**Your objective:** Return the material below in full and exactly.
---*---
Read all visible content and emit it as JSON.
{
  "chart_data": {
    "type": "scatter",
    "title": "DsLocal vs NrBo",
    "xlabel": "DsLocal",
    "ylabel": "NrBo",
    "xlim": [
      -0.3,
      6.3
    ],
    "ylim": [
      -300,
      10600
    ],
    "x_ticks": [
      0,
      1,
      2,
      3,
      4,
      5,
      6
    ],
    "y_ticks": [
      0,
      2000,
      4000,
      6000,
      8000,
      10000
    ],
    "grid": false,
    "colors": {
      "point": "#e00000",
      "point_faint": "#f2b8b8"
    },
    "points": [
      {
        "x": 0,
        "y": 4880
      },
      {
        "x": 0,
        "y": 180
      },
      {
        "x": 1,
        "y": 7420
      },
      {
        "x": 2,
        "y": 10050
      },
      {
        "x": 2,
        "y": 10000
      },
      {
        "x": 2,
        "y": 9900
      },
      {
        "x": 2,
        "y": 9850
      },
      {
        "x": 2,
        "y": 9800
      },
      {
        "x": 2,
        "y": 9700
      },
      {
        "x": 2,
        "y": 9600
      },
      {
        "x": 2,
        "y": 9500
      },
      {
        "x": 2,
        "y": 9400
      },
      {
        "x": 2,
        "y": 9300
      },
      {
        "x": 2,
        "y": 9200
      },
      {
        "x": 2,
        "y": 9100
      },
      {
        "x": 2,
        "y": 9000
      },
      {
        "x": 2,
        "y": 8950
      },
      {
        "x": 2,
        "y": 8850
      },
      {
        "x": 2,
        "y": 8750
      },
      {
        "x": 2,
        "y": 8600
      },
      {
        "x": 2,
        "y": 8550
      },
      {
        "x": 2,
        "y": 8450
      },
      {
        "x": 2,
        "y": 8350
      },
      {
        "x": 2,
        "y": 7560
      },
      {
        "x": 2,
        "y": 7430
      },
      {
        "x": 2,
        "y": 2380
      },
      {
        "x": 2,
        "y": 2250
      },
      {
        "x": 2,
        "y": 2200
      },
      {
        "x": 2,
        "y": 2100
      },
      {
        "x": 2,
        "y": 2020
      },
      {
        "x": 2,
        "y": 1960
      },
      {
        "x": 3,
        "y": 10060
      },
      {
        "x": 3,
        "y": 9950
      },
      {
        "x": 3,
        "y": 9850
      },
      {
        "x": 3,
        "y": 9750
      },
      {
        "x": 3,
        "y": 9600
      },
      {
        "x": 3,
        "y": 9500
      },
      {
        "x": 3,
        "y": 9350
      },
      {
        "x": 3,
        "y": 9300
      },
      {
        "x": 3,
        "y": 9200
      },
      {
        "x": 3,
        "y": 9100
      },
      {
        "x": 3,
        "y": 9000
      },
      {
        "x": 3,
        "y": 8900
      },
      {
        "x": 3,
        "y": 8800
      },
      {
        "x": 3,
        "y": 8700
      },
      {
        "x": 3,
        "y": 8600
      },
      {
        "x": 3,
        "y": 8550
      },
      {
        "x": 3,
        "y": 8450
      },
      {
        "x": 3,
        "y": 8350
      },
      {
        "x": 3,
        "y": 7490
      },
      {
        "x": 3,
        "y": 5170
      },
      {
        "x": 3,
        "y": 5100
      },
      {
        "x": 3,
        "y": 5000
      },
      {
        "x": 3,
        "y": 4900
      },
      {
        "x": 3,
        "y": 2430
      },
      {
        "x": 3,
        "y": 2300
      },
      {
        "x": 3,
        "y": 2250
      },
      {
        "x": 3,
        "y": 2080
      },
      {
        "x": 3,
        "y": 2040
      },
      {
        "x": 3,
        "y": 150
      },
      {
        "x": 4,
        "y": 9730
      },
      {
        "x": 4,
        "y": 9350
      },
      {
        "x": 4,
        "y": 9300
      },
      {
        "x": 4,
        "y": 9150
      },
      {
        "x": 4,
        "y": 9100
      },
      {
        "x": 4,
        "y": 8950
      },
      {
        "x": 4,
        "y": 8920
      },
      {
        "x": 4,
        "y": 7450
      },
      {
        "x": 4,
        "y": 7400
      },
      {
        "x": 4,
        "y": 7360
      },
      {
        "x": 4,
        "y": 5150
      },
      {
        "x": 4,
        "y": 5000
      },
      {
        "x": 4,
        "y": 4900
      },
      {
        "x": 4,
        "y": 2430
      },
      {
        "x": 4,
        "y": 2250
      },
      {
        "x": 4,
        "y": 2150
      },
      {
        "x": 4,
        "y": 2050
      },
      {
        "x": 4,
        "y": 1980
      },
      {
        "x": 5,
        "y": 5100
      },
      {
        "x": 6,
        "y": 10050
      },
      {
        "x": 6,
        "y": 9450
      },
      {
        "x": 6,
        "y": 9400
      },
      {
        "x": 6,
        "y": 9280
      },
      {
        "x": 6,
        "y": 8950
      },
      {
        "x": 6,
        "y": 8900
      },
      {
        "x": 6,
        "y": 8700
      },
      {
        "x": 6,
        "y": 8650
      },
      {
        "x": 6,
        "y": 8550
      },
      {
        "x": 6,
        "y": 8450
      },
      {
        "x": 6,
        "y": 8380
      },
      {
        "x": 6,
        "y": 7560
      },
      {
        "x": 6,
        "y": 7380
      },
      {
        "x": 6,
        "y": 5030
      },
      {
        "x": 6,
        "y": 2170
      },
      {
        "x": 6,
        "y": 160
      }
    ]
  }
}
---*---
**The completed task:**
Read all visible content and emit it as JSON.
{
  "chart_data": {
    "type": "scatter",
    "title": "DsLocal vs NrBo",
    "xlabel": "DsLocal",
    "ylabel": "NrBo",
    "xlim": [
      -0.3,
      6.3
    ],
    "ylim": [
      -300,
      10600
    ],
    "x_ticks": [
      0,
      1,
      2,
      3,
      4,
      5,
      6
    ],
    "y_ticks": [
      0,
      2000,
      4000,
      6000,
      8000,
      10000
    ],
    "grid": false,
    "colors": {
      "point": "#e00000",
      "point_faint": "#f2b8b8"
    },
    "points": [
      {
        "x": 0,
        "y": 4880
      },
      {
        "x": 0,
        "y": 180
      },
      {
        "x": 1,
        "y": 7420
      },
      {
        "x": 2,
        "y": 10050
      },
      {
        "x": 2,
        "y": 10000
      },
      {
        "x": 2,
        "y": 9900
      },
      {
        "x": 2,
        "y": 9850
      },
      {
        "x": 2,
        "y": 9800
      },
      {
        "x": 2,
        "y": 9700
      },
      {
        "x": 2,
        "y": 9600
      },
      {
        "x": 2,
        "y": 9500
      },
      {
        "x": 2,
        "y": 9400
      },
      {
        "x": 2,
        "y": 9300
      },
      {
        "x": 2,
        "y": 9200
      },
      {
        "x": 2,
        "y": 9100
      },
      {
        "x": 2,
        "y": 9000
      },
      {
        "x": 2,
        "y": 8950
      },
      {
        "x": 2,
        "y": 8850
      },
      {
        "x": 2,
        "y": 8750
      },
      {
        "x": 2,
        "y": 8600
      },
      {
        "x": 2,
        "y": 8550
      },
      {
        "x": 2,
        "y": 8450
      },
      {
        "x": 2,
        "y": 8350
      },
      {
        "x": 2,
        "y": 7560
      },
      {
        "x": 2,
        "y": 7430
      },
      {
        "x": 2,
        "y": 2380
      },
      {
        "x": 2,
        "y": 2250
      },
      {
        "x": 2,
        "y": 2200
      },
      {
        "x": 2,
        "y": 2100
      },
      {
        "x": 2,
        "y": 2020
      },
      {
        "x": 2,
        "y": 1960
      },
      {
        "x": 3,
        "y": 10060
      },
      {
        "x": 3,
        "y": 9950
      },
      {
        "x": 3,
        "y": 9850
      },
      {
        "x": 3,
        "y": 9750
      },
      {
        "x": 3,
        "y": 9600
      },
      {
        "x": 3,
        "y": 9500
      },
      {
        "x": 3,
        "y": 9350
      },
      {
        "x": 3,
        "y": 9300
      },
      {
        "x": 3,
        "y": 9200
      },
      {
        "x": 3,
        "y": 9100
      },
      {
        "x": 3,
        "y": 9000
      },
      {
        "x": 3,
        "y": 8900
      },
      {
        "x": 3,
        "y": 8800
      },
      {
        "x": 3,
        "y": 8700
      },
      {
        "x": 3,
        "y": 8600
      },
      {
        "x": 3,
        "y": 8550
      },
      {
        "x": 3,
        "y": 8450
      },
      {
        "x": 3,
        "y": 8350
      },
      {
        "x": 3,
        "y": 7490
      },
      {
        "x": 3,
        "y": 5170
      },
      {
        "x": 3,
        "y": 5100
      },
      {
        "x": 3,
        "y": 5000
      },
      {
        "x": 3,
        "y": 4900
      },
      {
        "x": 3,
        "y": 2430
      },
      {
        "x": 3,
        "y": 2300
      },
      {
        "x": 3,
        "y": 2250
      },
      {
        "x": 3,
        "y": 2080
      },
      {
        "x": 3,
        "y": 2040
      },
      {
        "x": 3,
        "y": 150
      },
      {
        "x": 4,
        "y": 9730
      },
      {
        "x": 4,
        "y": 9350
      },
      {
        "x": 4,
        "y": 9300
      },
      {
        "x": 4,
        "y": 9150
      },
      {
        "x": 4,
        "y": 9100
      },
      {
        "x": 4,
        "y": 8950
      },
      {
        "x": 4,
        "y": 8920
      },
      {
        "x": 4,
        "y": 7450
      },
      {
        "x": 4,
        "y": 7400
      },
      {
        "x": 4,
        "y": 7360
      },
      {
        "x": 4,
        "y": 5150
      },
      {
        "x": 4,
        "y": 5000
      },
      {
        "x": 4,
        "y": 4900
      },
      {
        "x": 4,
        "y": 2430
      },
      {
        "x": 4,
        "y": 2250
      },
      {
        "x": 4,
        "y": 2150
      },
      {
        "x": 4,
        "y": 2050
      },
      {
        "x": 4,
        "y": 1980
      },
      {
        "x": 5,
        "y": 5100
      },
      {
        "x": 6,
        "y": 10050
      },
      {
        "x": 6,
        "y": 9450
      },
      {
        "x": 6,
        "y": 9400
      },
      {
        "x": 6,
        "y": 9280
      },
      {
        "x": 6,
        "y": 8950
      },
      {
        "x": 6,
        "y": 8900
      },
      {
        "x": 6,
        "y": 8700
      },
      {
        "x": 6,
        "y": 8650
      },
      {
        "x": 6,
        "y": 8550
      },
      {
        "x": 6,
        "y": 8450
      },
      {
        "x": 6,
        "y": 8380
      },
      {
        "x": 6,
        "y": 7560
      },
      {
        "x": 6,
        "y": 7380
      },
      {
        "x": 6,
        "y": 5030
      },
      {
        "x": 6,
        "y": 2170
      },
      {
        "x": 6,
        "y": 160
      }
    ]
  }
}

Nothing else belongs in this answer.